--- Data to process ---
· · · · · · ·

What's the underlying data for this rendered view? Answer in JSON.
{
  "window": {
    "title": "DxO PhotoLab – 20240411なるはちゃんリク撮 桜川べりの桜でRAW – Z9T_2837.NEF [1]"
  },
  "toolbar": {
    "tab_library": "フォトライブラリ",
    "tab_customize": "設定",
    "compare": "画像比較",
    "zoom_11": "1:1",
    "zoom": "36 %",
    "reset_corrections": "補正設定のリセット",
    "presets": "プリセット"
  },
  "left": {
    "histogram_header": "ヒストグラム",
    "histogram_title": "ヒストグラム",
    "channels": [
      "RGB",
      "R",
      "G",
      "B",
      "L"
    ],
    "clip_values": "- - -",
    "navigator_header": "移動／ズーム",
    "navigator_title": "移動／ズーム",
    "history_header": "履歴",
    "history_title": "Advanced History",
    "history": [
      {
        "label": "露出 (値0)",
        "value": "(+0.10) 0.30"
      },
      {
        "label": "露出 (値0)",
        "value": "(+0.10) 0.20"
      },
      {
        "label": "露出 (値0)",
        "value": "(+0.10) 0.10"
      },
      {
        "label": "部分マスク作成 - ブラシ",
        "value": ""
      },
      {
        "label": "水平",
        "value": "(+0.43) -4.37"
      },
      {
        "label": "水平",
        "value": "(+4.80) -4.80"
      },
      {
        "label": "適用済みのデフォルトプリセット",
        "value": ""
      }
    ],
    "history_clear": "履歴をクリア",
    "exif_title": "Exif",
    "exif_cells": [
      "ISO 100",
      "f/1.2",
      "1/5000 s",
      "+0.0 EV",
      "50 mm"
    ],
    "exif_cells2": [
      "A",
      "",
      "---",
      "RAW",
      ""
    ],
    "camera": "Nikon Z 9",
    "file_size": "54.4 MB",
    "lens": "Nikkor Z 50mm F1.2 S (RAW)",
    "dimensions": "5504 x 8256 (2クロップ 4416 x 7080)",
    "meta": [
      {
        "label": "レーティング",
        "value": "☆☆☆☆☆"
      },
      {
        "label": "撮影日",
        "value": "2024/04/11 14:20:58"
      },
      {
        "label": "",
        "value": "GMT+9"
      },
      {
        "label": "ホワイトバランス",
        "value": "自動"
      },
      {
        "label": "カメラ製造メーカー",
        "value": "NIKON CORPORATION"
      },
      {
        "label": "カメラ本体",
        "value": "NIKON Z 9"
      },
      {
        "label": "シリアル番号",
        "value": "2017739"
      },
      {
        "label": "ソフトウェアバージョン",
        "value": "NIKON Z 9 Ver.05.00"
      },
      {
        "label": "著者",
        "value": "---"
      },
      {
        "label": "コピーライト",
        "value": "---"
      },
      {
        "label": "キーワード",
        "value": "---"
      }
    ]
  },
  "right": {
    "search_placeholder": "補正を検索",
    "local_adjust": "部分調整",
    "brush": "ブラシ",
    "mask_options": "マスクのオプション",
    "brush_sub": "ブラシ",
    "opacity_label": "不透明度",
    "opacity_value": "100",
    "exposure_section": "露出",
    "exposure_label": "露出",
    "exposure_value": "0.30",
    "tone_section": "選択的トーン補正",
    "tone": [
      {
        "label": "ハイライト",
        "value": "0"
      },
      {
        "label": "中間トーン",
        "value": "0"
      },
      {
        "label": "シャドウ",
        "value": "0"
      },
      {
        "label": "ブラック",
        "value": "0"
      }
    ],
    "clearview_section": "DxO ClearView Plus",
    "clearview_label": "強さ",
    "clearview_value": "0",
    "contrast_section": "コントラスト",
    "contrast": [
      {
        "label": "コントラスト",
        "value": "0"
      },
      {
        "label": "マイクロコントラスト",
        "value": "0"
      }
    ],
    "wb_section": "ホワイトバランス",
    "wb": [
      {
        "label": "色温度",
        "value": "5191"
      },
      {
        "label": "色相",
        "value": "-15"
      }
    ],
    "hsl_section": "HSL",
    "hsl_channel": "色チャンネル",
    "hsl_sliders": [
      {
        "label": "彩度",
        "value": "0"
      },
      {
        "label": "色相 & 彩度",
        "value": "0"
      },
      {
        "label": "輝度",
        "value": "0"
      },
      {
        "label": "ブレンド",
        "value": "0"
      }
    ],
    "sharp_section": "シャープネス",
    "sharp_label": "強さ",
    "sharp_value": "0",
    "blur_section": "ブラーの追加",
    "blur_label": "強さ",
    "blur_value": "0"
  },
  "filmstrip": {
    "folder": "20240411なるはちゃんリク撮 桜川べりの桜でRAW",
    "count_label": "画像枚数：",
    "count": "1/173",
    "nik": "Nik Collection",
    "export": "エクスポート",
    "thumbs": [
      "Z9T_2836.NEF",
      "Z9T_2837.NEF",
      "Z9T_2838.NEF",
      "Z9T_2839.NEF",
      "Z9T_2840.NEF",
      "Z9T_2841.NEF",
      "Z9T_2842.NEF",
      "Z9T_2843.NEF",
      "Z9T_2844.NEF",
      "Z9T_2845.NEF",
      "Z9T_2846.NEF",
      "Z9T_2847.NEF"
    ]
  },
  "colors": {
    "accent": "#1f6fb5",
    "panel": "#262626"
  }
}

· · · · · · ·

--- Written exercise ---
Retype all the material above precisely, with no line left out.

--- Answer to this task ---
What's the underlying data for this rendered view? Answer in JSON.
{
  "window": {
    "title": "DxO PhotoLab – 20240411なるはちゃんリク撮 桜川べりの桜でRAW – Z9T_2837.NEF [1]"
  },
  "toolbar": {
    "tab_library": "フォトライブラリ",
    "tab_customize": "設定",
    "compare": "画像比較",
    "zoom_11": "1:1",
    "zoom": "36 %",
    "reset_corrections": "補正設定のリセット",
    "presets": "プリセット"
  },
  "left": {
    "histogram_header": "ヒストグラム",
    "histogram_title": "ヒストグラム",
    "channels": [
      "RGB",
      "R",
      "G",
      "B",
      "L"
    ],
    "clip_values": "- - -",
    "navigator_header": "移動／ズーム",
    "navigator_title": "移動／ズーム",
    "history_header": "履歴",
    "history_title": "Advanced History",
    "history": [
      {
        "label": "露出 (値0)",
        "value": "(+0.10) 0.30"
      },
      {
        "label": "露出 (値0)",
        "value": "(+0.10) 0.20"
      },
      {
        "label": "露出 (値0)",
        "value": "(+0.10) 0.10"
      },
      {
        "label": "部分マスク作成 - ブラシ",
        "value": ""
      },
      {
        "label": "水平",
        "value": "(+0.43) -4.37"
      },
      {
        "label": "水平",
        "value": "(+4.80) -4.80"
      },
      {
        "label": "適用済みのデフォルトプリセット",
        "value": ""
      }
    ],
    "history_clear": "履歴をクリア",
    "exif_title": "Exif",
    "exif_cells": [
      "ISO 100",
      "f/1.2",
      "1/5000 s",
      "+0.0 EV",
      "50 mm"
    ],
    "exif_cells2": [
      "A",
      "",
      "---",
      "RAW",
      ""
    ],
    "camera": "Nikon Z 9",
    "file_size": "54.4 MB",
    "lens": "Nikkor Z 50mm F1.2 S (RAW)",
    "dimensions": "5504 x 8256 (2クロップ 4416 x 7080)",
    "meta": [
      {
        "label": "レーティング",
        "value": "☆☆☆☆☆"
      },
      {
        "label": "撮影日",
        "value": "2024/04/11 14:20:58"
      },
      {
        "label": "",
        "value": "GMT+9"
      },
      {
        "label": "ホワイトバランス",
        "value": "自動"
      },
      {
        "label": "カメラ製造メーカー",
        "value": "NIKON CORPORATION"
      },
      {
        "label": "カメラ本体",
        "value": "NIKON Z 9"
      },
      {
        "label": "シリアル番号",
        "value": "2017739"
      },
      {
        "label": "ソフトウェアバージョン",
        "value": "NIKON Z 9 Ver.05.00"
      },
      {
        "label": "著者",
        "value": "---"
      },
      {
        "label": "コピーライト",
        "value": "---"
      },
      {
        "label": "キーワード",
        "value": "---"
      }
    ]
  },
  "right": {
    "search_placeholder": "補正を検索",
    "local_adjust": "部分調整",
    "brush": "ブラシ",
    "mask_options": "マスクのオプション",
    "brush_sub": "ブラシ",
    "opacity_label": "不透明度",
    "opacity_value": "100",
    "exposure_section": "露出",
    "exposure_label": "露出",
    "exposure_value": "0.30",
    "tone_section": "選択的トーン補正",
    "tone": [
      {
        "label": "ハイライト",
        "value": "0"
      },
      {
        "label": "中間トーン",
        "value": "0"
      },
      {
        "label": "シャドウ",
        "value": "0"
      },
      {
        "label": "ブラック",
        "value": "0"
      }
    ],
    "clearview_section": "DxO ClearView Plus",
    "clearview_label": "強さ",
    "clearview_value": "0",
    "contrast_section": "コントラスト",
    "contrast": [
      {
        "label": "コントラスト",
        "value": "0"
      },
      {
        "label": "マイクロコントラスト",
        "value": "0"
      }
    ],
    "wb_section": "ホワイトバランス",
    "wb": [
      {
        "label": "色温度",
        "value": "5191"
      },
      {
        "label": "色相",
        "value": "-15"
      }
    ],
    "hsl_section": "HSL",
    "hsl_channel": "色チャンネル",
    "hsl_sliders": [
      {
        "label": "彩度",
        "value": "0"
      },
      {
        "label": "色相 & 彩度",
        "value": "0"
      },
      {
        "label": "輝度",
        "value": "0"
      },
      {
        "label": "ブレンド",
        "value": "0"
      }
    ],
    "sharp_section": "シャープネス",
    "sharp_label": "強さ",
    "sharp_value": "0",
    "blur_section": "ブラーの追加",
    "blur_label": "強さ",
    "blur_value": "0"
  },
  "filmstrip": {
    "folder": "20240411なるはちゃんリク撮 桜川べりの桜でRAW",
    "count_label": "画像枚数：",
    "count": "1/173",
    "nik": "Nik Collection",
    "export": "エクスポート",
    "thumbs": [
      "Z9T_2836.NEF",
      "Z9T_2837.NEF",
      "Z9T_2838.NEF",
      "Z9T_2839.NEF",
      "Z9T_2840.NEF",
      "Z9T_2841.NEF",
      "Z9T_2842.NEF",
      "Z9T_2843.NEF",
      "Z9T_2844.NEF",
      "Z9T_2845.NEF",
      "Z9T_2846.NEF",
      "Z9T_2847.NEF"
    ]
  },
  "colors": {
    "accent": "#1f6fb5",
    "panel": "#262626"
  }
}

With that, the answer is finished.